=== Entries ===

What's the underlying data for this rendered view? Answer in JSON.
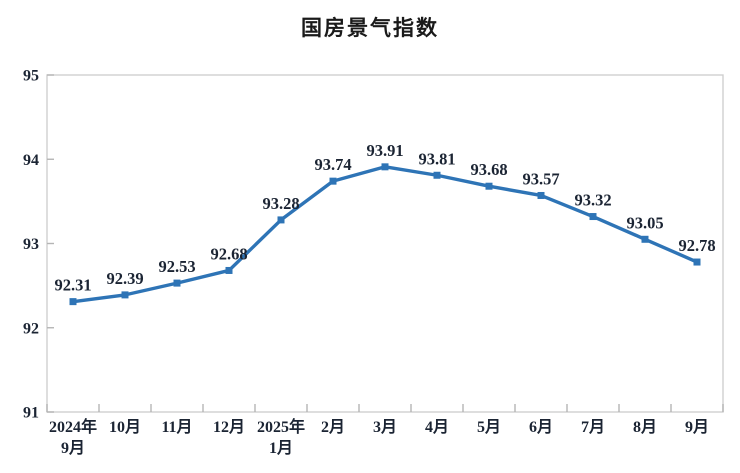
{
  "chart_data": {
    "type": "line",
    "title": "国房景气指数",
    "categories": [
      "2024年\n9月",
      "10月",
      "11月",
      "12月",
      "2025年\n1月",
      "2月",
      "3月",
      "4月",
      "5月",
      "6月",
      "7月",
      "8月",
      "9月"
    ],
    "values": [
      92.31,
      92.39,
      92.53,
      92.68,
      93.28,
      93.74,
      93.91,
      93.81,
      93.68,
      93.57,
      93.32,
      93.05,
      92.78
    ],
    "yticks": [
      91,
      92,
      93,
      94,
      95
    ],
    "ylim": [
      91,
      95
    ],
    "xlabel": "",
    "ylabel": "",
    "grid": false,
    "legend_position": "none",
    "data_labels": true,
    "marker": "square",
    "line_color": "#2E74B6",
    "text_color": "#1b2433",
    "axis_text_color": "#1b2433",
    "border_color": "#cfcfcf",
    "tick_color": "#b5b5b5"
  }
}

===

### Problem description
Ignore the images and quote every line of the listing exactly.

### Exercise output
What's the underlying data for this rendered view? Answer in JSON.
{
  "chart_data": {
    "type": "line",
    "title": "国房景气指数",
    "categories": [
      "2024年\n9月",
      "10月",
      "11月",
      "12月",
      "2025年\n1月",
      "2月",
      "3月",
      "4月",
      "5月",
      "6月",
      "7月",
      "8月",
      "9月"
    ],
    "values": [
      92.31,
      92.39,
      92.53,
      92.68,
      93.28,
      93.74,
      93.91,
      93.81,
      93.68,
      93.57,
      93.32,
      93.05,
      92.78
    ],
    "yticks": [
      91,
      92,
      93,
      94,
      95
    ],
    "ylim": [
      91,
      95
    ],
    "xlabel": "",
    "ylabel": "",
    "grid": false,
    "legend_position": "none",
    "data_labels": true,
    "marker": "square",
    "line_color": "#2E74B6",
    "text_color": "#1b2433",
    "axis_text_color": "#1b2433",
    "border_color": "#cfcfcf",
    "tick_color": "#b5b5b5"
  }
}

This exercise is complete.